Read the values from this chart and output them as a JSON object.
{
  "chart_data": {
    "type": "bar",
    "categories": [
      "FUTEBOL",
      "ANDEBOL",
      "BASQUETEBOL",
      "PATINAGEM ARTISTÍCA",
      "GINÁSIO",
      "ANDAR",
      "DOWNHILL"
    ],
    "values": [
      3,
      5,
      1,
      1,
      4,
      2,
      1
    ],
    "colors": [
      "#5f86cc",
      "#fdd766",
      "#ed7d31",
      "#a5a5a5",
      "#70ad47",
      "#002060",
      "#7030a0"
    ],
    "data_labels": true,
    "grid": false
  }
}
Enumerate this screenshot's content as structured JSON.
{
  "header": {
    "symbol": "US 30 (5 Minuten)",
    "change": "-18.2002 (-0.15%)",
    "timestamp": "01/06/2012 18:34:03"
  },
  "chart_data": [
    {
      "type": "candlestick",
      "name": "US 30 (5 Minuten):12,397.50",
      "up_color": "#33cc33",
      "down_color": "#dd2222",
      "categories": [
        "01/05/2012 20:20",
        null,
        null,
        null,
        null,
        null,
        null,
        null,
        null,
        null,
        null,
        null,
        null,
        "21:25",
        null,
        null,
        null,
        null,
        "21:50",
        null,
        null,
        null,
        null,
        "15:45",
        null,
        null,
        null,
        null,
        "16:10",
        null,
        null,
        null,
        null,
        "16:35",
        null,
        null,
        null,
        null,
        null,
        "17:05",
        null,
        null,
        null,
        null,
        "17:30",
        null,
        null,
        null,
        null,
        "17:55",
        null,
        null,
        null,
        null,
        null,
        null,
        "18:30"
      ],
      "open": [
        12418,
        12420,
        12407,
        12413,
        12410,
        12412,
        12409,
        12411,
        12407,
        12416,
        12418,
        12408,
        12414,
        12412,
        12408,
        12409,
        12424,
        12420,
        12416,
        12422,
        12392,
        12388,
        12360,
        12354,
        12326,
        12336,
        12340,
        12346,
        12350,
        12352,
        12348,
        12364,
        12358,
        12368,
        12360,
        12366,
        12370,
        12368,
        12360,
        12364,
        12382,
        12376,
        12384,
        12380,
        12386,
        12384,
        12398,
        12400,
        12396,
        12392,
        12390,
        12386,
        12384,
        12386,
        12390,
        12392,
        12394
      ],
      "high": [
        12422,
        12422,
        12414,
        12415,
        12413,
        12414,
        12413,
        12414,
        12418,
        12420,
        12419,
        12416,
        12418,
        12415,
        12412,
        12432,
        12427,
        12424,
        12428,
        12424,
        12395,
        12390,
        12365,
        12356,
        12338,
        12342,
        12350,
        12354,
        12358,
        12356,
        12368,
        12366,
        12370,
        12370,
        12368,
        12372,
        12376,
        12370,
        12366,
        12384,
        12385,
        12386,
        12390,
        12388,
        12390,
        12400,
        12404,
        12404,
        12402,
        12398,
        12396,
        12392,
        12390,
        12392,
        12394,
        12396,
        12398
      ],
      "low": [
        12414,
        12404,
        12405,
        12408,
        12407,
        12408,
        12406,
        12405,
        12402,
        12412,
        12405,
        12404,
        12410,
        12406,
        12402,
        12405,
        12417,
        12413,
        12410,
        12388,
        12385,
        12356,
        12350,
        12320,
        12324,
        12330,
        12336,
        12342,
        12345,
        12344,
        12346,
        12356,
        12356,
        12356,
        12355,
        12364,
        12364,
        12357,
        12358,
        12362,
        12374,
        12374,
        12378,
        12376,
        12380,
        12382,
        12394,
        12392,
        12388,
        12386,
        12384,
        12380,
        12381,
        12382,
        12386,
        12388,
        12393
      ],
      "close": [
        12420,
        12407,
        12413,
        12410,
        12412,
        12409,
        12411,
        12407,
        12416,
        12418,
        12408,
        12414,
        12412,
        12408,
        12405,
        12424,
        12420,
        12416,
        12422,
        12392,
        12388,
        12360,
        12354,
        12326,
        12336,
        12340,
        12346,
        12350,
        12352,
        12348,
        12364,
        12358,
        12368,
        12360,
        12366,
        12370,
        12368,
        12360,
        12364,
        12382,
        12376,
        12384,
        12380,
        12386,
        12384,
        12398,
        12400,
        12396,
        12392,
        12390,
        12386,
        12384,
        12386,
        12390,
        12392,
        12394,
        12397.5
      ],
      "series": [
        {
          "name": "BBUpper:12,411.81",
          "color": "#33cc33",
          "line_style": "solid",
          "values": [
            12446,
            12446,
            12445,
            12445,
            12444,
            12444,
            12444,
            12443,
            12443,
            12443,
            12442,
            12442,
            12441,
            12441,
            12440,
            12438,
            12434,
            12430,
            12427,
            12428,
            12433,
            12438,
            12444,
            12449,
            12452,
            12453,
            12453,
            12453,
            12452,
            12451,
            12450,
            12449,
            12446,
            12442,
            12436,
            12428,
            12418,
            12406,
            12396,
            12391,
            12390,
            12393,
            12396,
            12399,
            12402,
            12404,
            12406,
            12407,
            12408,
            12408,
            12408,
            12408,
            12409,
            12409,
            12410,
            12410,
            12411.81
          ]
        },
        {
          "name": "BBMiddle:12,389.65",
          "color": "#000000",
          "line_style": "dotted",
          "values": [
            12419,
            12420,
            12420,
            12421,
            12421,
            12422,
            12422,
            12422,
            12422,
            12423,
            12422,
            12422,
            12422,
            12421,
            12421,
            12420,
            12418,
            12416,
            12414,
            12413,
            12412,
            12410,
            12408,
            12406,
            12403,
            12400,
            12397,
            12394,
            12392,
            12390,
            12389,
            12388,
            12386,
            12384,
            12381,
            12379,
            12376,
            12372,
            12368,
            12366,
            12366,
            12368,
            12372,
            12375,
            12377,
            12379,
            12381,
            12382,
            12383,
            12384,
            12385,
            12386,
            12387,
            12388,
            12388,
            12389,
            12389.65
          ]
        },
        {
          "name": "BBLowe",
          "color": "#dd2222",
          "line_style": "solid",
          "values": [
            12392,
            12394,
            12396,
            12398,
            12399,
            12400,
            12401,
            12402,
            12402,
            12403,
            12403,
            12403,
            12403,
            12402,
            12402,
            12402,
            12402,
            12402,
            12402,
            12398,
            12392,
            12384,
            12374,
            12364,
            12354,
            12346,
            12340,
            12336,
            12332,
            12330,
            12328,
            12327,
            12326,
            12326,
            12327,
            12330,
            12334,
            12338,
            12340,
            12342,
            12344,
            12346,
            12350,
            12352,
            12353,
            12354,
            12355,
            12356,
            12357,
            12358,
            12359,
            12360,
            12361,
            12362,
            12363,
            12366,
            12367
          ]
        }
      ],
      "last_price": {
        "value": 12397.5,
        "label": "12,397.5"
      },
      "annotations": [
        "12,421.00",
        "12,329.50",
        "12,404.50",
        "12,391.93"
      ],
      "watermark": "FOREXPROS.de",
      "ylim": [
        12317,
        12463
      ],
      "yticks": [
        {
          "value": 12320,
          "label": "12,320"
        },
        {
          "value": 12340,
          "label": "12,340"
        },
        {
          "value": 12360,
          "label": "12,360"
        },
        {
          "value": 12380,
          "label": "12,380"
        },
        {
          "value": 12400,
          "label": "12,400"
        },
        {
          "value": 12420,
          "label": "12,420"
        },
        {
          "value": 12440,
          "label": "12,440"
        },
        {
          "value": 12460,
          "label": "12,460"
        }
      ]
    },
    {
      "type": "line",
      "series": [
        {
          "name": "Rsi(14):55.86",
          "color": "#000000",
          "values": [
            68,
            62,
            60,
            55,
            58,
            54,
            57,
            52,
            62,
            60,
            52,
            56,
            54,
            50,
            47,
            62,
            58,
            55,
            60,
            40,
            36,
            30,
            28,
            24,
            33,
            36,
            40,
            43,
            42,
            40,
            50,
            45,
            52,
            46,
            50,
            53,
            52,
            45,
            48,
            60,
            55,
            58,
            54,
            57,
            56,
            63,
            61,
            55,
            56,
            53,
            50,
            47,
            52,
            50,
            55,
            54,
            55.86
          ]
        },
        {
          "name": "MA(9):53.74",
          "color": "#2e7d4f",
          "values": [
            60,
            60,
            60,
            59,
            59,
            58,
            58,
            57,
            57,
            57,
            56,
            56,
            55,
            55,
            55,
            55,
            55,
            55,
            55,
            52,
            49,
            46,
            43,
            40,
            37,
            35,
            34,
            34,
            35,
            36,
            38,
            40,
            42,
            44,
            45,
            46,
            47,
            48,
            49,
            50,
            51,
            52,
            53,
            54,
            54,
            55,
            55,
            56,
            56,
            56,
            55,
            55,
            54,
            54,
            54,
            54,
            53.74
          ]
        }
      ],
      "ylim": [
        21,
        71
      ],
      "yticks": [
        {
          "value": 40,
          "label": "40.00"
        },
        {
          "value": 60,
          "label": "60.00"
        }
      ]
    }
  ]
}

:: TASK BRIEF ::
In the entries above, identify each line that includes the string "this", then copy it.

:: RESULT ::
Read the values from this chart and output them as a JSON object.
Enumerate this screenshot's content as structured JSON.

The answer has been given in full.